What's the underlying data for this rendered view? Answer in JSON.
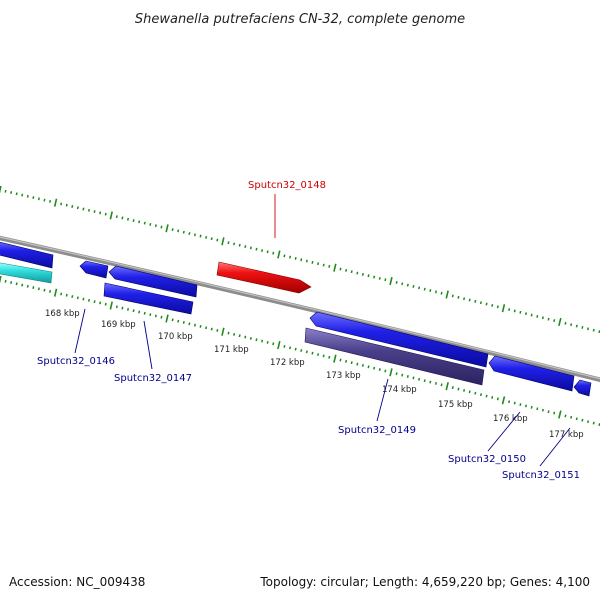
{
  "title": "Shewanella putrefaciens CN-32, complete genome",
  "footer": {
    "accession": "Accession: NC_009438",
    "summary": "Topology: circular; Length: 4,659,220 bp; Genes: 4,100"
  },
  "colors": {
    "forward_gene": "#1a1adf",
    "reverse_gene": "#1a1adf",
    "highlight_gene": "#ee1111",
    "rna_gene": "#33dddd",
    "dark_gene": "#4a3f8a",
    "backbone": "#8c8c8c",
    "tick": "#1f8a1f",
    "label_blue": "#00008b",
    "label_red": "#cc0000"
  },
  "scale_labels": [
    "168 kbp",
    "169 kbp",
    "170 kbp",
    "171 kbp",
    "172 kbp",
    "173 kbp",
    "174 kbp",
    "175 kbp",
    "176 kbp",
    "177 kbp"
  ],
  "gene_labels": [
    {
      "id": "g0146",
      "text": "Sputcn32_0146",
      "color": "#00008b"
    },
    {
      "id": "g0147",
      "text": "Sputcn32_0147",
      "color": "#00008b"
    },
    {
      "id": "g0148",
      "text": "Sputcn32_0148",
      "color": "#cc0000"
    },
    {
      "id": "g0149",
      "text": "Sputcn32_0149",
      "color": "#00008b"
    },
    {
      "id": "g0150",
      "text": "Sputcn32_0150",
      "color": "#00008b"
    },
    {
      "id": "g0151",
      "text": "Sputcn32_0151",
      "color": "#00008b"
    }
  ]
}
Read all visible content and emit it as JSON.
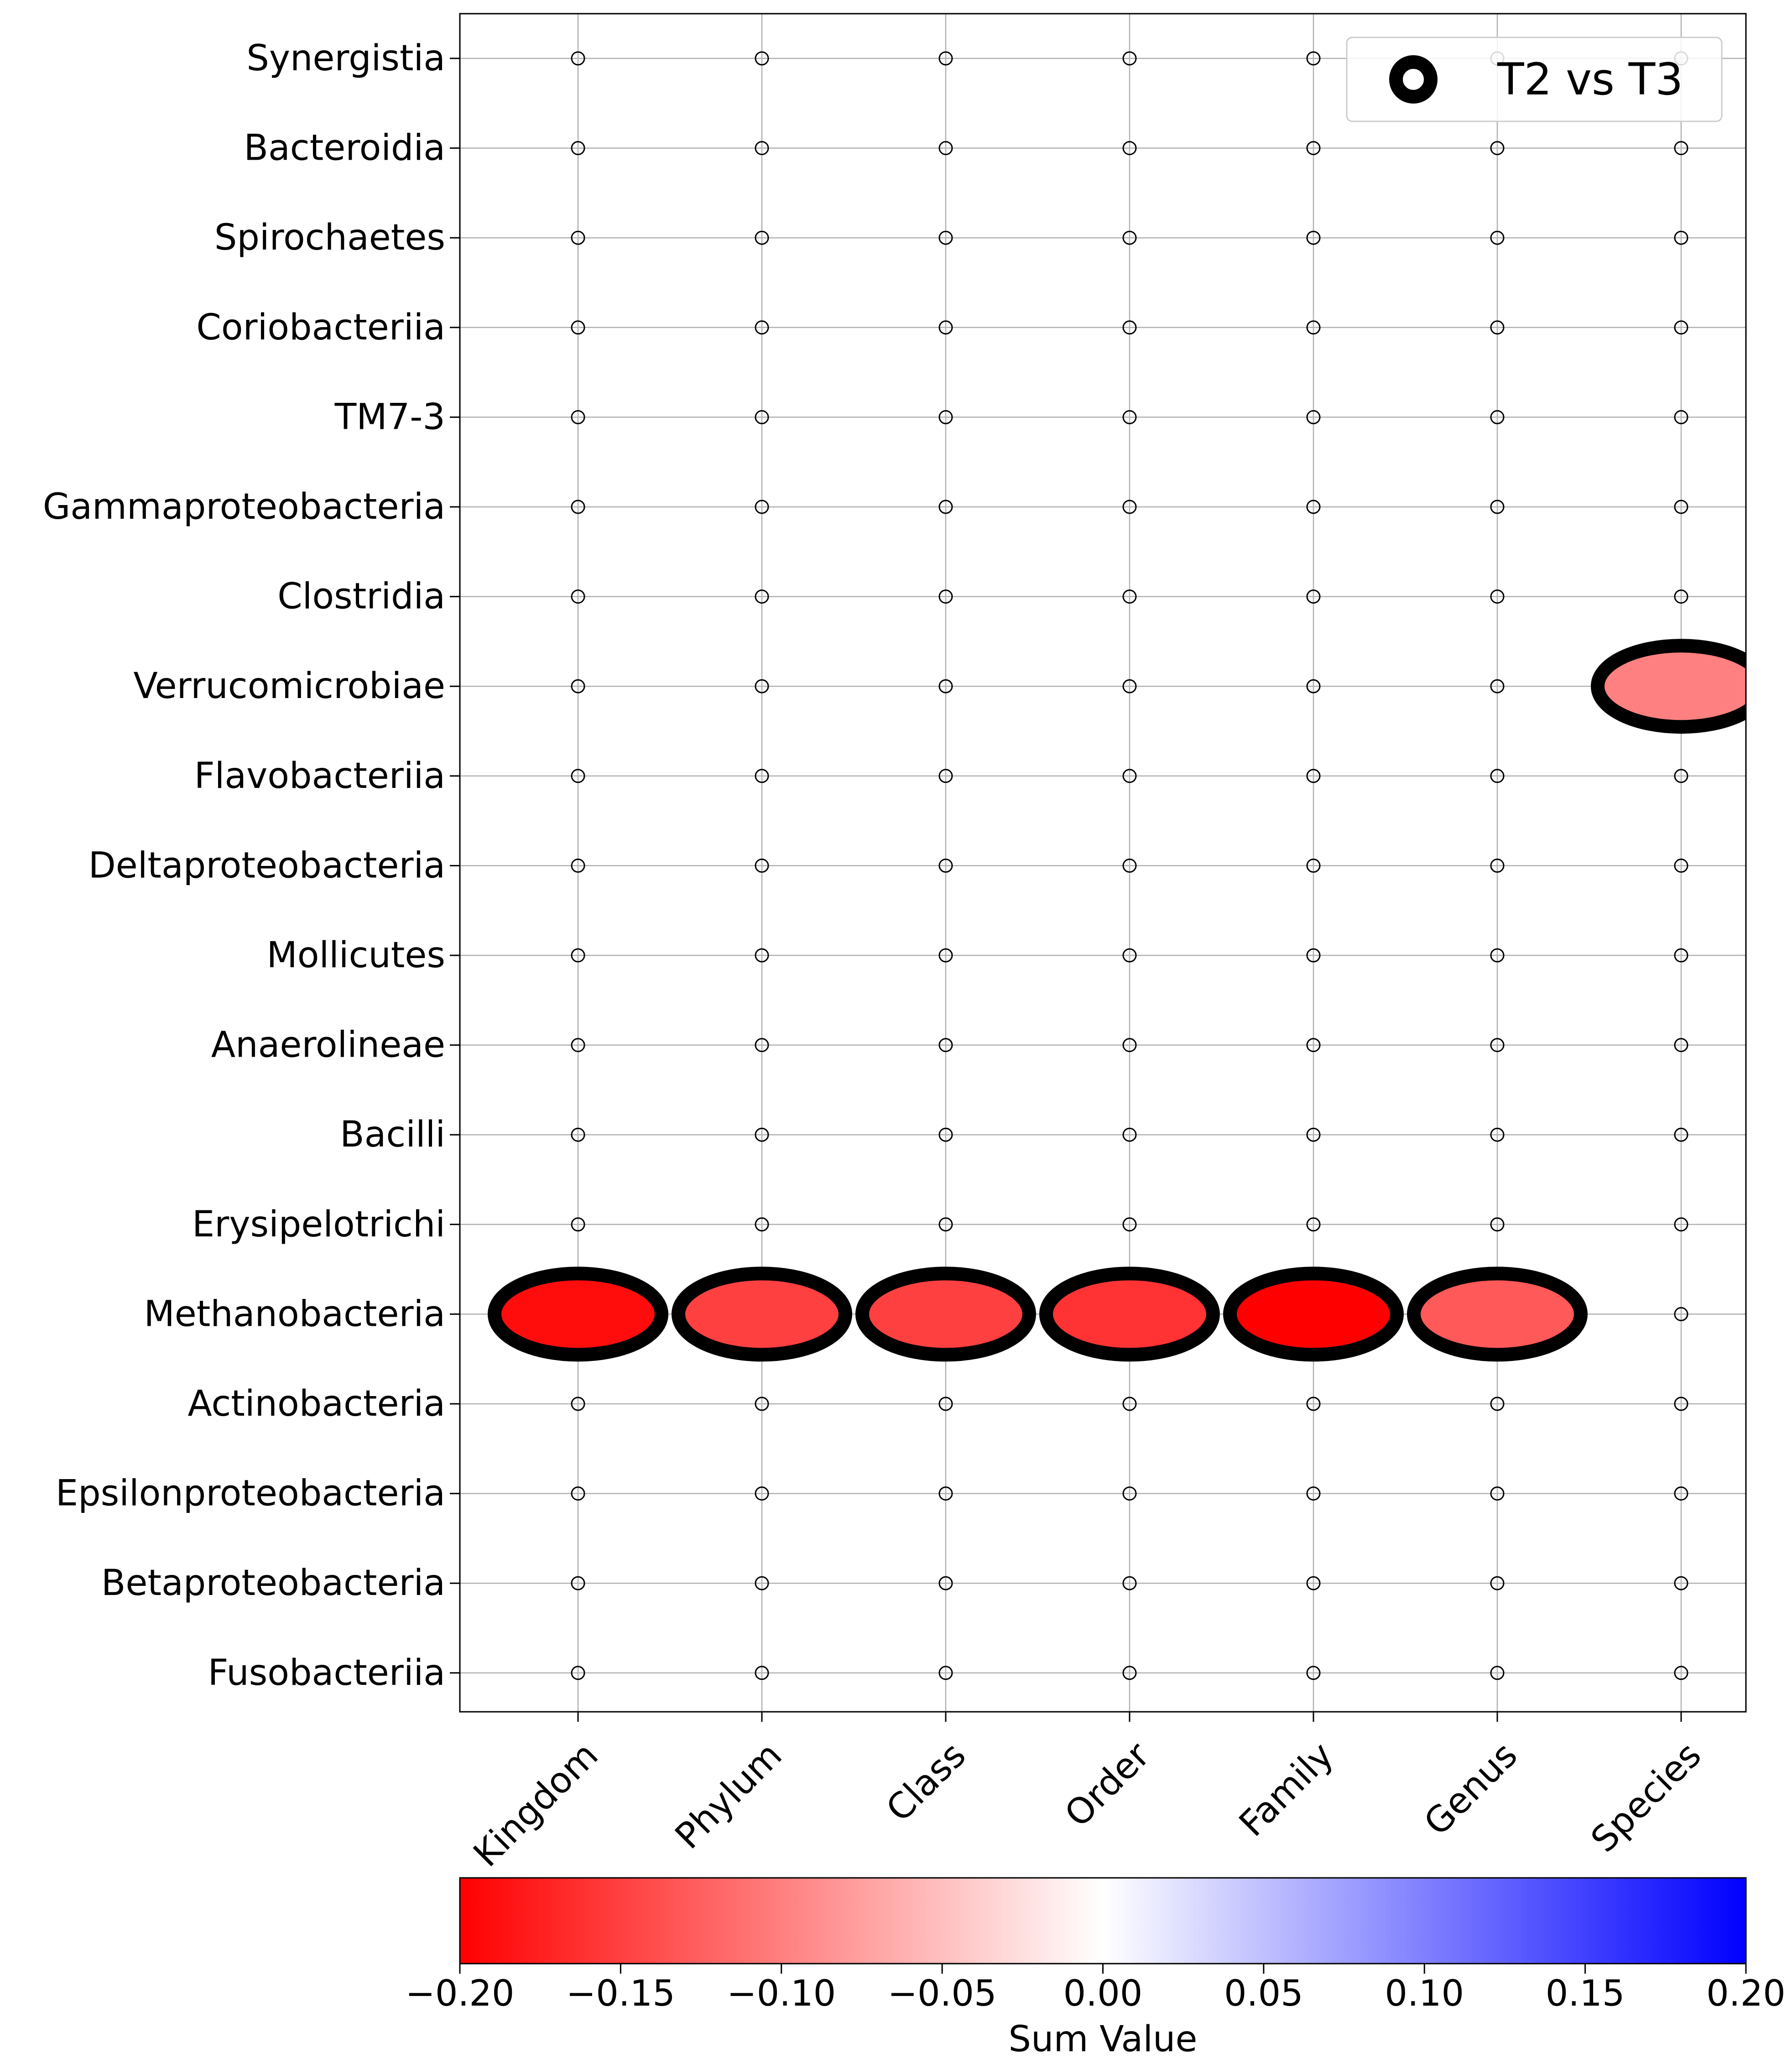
{
  "chart_data": {
    "type": "scatter",
    "title": "",
    "xlabel": "",
    "ylabel": "",
    "categories_x": [
      "Kingdom",
      "Phylum",
      "Class",
      "Order",
      "Family",
      "Genus",
      "Species"
    ],
    "categories_y": [
      "Synergistia",
      "Bacteroidia",
      "Spirochaetes",
      "Coriobacteriia",
      "TM7-3",
      "Gammaproteobacteria",
      "Clostridia",
      "Verrucomicrobiae",
      "Flavobacteriia",
      "Deltaproteobacteria",
      "Mollicutes",
      "Anaerolineae",
      "Bacilli",
      "Erysipelotrichi",
      "Methanobacteria",
      "Actinobacteria",
      "Epsilonproteobacteria",
      "Betaproteobacteria",
      "Fusobacteriia"
    ],
    "series": [
      {
        "name": "T2 vs T3",
        "points": [
          {
            "x": "Kingdom",
            "y": "Methanobacteria",
            "value": -0.19
          },
          {
            "x": "Phylum",
            "y": "Methanobacteria",
            "value": -0.15
          },
          {
            "x": "Class",
            "y": "Methanobacteria",
            "value": -0.15
          },
          {
            "x": "Order",
            "y": "Methanobacteria",
            "value": -0.16
          },
          {
            "x": "Family",
            "y": "Methanobacteria",
            "value": -0.2
          },
          {
            "x": "Genus",
            "y": "Methanobacteria",
            "value": -0.13
          },
          {
            "x": "Species",
            "y": "Verrucomicrobiae",
            "value": -0.1
          }
        ],
        "zero_marker": "small-open-circle"
      }
    ],
    "colorbar": {
      "label": "Sum Value",
      "range": [
        -0.2,
        0.2
      ],
      "ticks": [
        "−0.20",
        "−0.15",
        "−0.10",
        "−0.05",
        "0.00",
        "0.05",
        "0.10",
        "0.15",
        "0.20"
      ],
      "colormap": "bwr_r",
      "low_color": "#ff0000",
      "mid_color": "#ffffff",
      "high_color": "#0000ff"
    },
    "legend": {
      "entries": [
        "T2 vs T3"
      ],
      "placement": "top-right"
    },
    "grid": true
  }
}
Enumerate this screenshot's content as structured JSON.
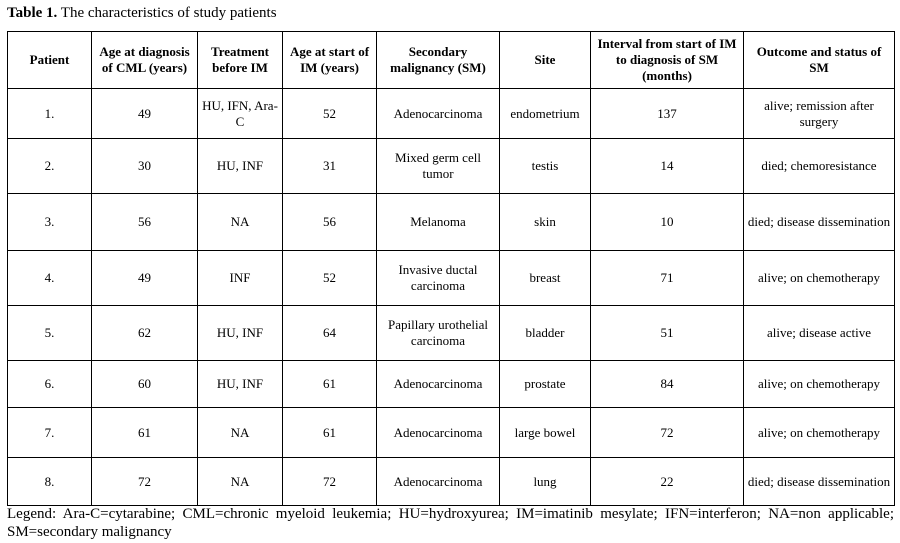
{
  "caption": {
    "label": "Table 1.",
    "text": " The characteristics of study patients"
  },
  "headers": [
    "Patient",
    "Age at diagnosis of CML (years)",
    "Treatment before IM",
    "Age at start of IM (years)",
    "Secondary malignancy (SM)",
    "Site",
    "Interval from start of IM to diagnosis of SM (months)",
    "Outcome and status of SM"
  ],
  "rows": [
    [
      "1.",
      "49",
      "HU, IFN, Ara-C",
      "52",
      "Adenocarcinoma",
      "endometrium",
      "137",
      "alive; remission after surgery"
    ],
    [
      "2.",
      "30",
      "HU, INF",
      "31",
      "Mixed germ cell tumor",
      "testis",
      "14",
      "died; chemoresistance"
    ],
    [
      "3.",
      "56",
      "NA",
      "56",
      "Melanoma",
      "skin",
      "10",
      "died; disease dissemination"
    ],
    [
      "4.",
      "49",
      "INF",
      "52",
      "Invasive ductal carcinoma",
      "breast",
      "71",
      "alive; on chemotherapy"
    ],
    [
      "5.",
      "62",
      "HU, INF",
      "64",
      "Papillary urothelial carcinoma",
      "bladder",
      "51",
      "alive; disease active"
    ],
    [
      "6.",
      "60",
      "HU, INF",
      "61",
      "Adenocarcinoma",
      "prostate",
      "84",
      "alive; on chemotherapy"
    ],
    [
      "7.",
      "61",
      "NA",
      "61",
      "Adenocarcinoma",
      "large bowel",
      "72",
      "alive; on chemotherapy"
    ],
    [
      "8.",
      "72",
      "NA",
      "72",
      "Adenocarcinoma",
      "lung",
      "22",
      "died; disease dissemination"
    ]
  ],
  "legend": "Legend: Ara-C=cytarabine; CML=chronic myeloid leukemia; HU=hydroxyurea; IM=imatinib mesylate; IFN=interferon; NA=non applicable; SM=secondary malignancy"
}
■ ■ ■ ■ ■
• Task item
In the records, which lines use the word "title"? Report them.

• Problem solution
  "title": "Shewanella putrefaciens CN-32, complete genome",
    "title": "",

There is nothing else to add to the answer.